Aim →
Gather the lines from the material that contain "spessore".

Data excerpts →
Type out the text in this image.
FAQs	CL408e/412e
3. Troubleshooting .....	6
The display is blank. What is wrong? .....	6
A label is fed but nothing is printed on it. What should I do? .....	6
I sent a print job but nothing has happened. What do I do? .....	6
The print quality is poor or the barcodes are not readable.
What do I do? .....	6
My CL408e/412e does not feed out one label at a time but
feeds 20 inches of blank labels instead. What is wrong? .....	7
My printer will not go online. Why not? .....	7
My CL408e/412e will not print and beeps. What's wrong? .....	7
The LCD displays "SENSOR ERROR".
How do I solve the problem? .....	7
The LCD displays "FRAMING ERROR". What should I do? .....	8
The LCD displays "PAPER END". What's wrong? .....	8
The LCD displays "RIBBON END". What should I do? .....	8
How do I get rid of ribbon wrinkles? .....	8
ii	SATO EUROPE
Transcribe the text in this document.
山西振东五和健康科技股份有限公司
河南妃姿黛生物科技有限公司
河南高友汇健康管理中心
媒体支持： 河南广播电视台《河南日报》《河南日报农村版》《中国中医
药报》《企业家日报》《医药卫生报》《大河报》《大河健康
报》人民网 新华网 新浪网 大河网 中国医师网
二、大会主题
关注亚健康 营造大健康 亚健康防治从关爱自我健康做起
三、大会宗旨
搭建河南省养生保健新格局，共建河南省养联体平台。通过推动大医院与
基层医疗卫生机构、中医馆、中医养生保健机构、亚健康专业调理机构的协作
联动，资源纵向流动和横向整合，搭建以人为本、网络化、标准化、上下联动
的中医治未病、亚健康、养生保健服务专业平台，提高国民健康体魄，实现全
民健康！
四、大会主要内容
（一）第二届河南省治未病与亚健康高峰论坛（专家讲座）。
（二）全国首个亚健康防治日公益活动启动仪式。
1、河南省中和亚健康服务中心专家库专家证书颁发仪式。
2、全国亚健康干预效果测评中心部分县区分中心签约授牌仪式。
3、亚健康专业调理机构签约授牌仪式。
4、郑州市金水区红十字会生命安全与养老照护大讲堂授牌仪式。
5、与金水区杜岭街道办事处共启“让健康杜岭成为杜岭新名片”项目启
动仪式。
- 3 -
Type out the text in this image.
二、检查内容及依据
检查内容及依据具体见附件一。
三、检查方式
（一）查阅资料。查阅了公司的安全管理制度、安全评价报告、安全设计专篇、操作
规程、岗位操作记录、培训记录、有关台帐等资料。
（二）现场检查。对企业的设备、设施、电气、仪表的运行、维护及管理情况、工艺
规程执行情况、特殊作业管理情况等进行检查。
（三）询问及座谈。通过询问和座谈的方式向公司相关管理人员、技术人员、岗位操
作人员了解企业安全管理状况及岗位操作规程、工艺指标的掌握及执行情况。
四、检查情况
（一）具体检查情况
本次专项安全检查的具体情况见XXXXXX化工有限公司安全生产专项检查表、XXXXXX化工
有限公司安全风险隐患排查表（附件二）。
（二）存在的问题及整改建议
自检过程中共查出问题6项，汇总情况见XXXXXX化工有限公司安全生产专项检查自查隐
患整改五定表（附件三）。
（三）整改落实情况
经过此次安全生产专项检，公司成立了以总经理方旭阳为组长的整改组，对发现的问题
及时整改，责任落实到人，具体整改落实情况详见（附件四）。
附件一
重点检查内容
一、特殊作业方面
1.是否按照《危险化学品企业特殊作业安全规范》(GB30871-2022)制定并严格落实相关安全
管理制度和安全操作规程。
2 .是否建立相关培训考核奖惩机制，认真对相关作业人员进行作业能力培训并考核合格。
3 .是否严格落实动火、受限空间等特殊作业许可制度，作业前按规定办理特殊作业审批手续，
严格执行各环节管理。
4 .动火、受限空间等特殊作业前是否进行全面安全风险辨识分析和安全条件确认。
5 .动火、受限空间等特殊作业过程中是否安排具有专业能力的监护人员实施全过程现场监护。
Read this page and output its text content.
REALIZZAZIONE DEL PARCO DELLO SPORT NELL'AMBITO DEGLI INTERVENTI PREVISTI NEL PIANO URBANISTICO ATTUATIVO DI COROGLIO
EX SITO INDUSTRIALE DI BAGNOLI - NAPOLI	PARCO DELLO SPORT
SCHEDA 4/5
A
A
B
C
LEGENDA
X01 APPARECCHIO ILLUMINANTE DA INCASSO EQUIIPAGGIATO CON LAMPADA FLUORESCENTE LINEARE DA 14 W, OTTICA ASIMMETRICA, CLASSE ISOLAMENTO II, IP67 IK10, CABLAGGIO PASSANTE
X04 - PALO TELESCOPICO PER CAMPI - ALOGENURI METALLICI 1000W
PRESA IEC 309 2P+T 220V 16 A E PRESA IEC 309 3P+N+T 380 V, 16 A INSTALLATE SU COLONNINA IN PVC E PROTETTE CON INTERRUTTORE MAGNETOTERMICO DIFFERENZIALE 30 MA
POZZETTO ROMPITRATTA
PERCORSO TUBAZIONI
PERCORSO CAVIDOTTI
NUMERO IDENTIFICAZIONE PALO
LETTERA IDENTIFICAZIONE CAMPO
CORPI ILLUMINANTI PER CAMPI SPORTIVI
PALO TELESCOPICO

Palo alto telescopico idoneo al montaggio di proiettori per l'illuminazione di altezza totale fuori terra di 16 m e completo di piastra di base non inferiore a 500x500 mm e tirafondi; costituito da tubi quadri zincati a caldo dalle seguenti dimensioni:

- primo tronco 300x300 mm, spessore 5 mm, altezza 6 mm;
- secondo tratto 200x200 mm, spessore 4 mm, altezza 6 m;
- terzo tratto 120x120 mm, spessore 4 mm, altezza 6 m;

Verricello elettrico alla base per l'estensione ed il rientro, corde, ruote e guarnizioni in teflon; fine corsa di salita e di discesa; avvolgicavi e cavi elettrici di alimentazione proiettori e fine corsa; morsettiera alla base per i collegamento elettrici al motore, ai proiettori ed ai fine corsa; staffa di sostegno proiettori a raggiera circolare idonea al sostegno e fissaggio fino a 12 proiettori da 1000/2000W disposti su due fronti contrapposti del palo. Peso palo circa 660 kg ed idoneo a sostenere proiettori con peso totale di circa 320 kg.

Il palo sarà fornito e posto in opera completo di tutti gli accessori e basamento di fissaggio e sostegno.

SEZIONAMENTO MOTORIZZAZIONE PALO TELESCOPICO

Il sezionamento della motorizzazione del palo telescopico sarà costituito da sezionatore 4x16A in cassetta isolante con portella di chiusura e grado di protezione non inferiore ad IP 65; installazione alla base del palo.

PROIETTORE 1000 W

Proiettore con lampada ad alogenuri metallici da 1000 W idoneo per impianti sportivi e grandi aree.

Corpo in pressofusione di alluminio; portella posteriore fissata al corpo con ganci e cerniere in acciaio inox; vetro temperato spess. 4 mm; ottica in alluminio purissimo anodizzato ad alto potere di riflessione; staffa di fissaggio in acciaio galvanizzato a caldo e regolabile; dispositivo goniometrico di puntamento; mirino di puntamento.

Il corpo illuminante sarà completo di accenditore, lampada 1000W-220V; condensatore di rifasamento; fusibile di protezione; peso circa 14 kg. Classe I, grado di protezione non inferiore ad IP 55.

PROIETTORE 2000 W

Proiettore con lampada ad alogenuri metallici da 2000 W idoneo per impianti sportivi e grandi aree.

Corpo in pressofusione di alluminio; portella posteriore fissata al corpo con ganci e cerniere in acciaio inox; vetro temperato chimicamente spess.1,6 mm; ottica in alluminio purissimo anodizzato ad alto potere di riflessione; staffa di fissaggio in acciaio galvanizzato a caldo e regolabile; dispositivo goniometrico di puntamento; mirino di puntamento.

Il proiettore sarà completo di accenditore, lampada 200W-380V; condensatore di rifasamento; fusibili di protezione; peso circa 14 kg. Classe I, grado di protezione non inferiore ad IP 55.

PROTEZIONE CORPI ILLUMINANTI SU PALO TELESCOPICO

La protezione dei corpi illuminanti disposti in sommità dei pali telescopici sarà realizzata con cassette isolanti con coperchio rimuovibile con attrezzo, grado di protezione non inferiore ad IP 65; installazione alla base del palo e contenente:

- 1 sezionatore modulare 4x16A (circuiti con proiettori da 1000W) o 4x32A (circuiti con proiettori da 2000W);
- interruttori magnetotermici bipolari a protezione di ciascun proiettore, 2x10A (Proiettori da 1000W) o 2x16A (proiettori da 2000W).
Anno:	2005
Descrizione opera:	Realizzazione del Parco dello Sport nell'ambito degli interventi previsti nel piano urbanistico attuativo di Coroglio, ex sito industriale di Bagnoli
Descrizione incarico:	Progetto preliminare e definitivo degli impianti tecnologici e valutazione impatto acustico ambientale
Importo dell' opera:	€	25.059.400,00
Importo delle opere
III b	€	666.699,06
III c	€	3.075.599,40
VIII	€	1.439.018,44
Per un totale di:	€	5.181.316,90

Complete output →
- primo tronco 300x300 mm, spessore 5 mm, altezza 6 mm;
- secondo tratto 200x200 mm, spessore 4 mm, altezza 6 m;
- terzo tratto 120x120 mm, spessore 4 mm, altezza 6 m;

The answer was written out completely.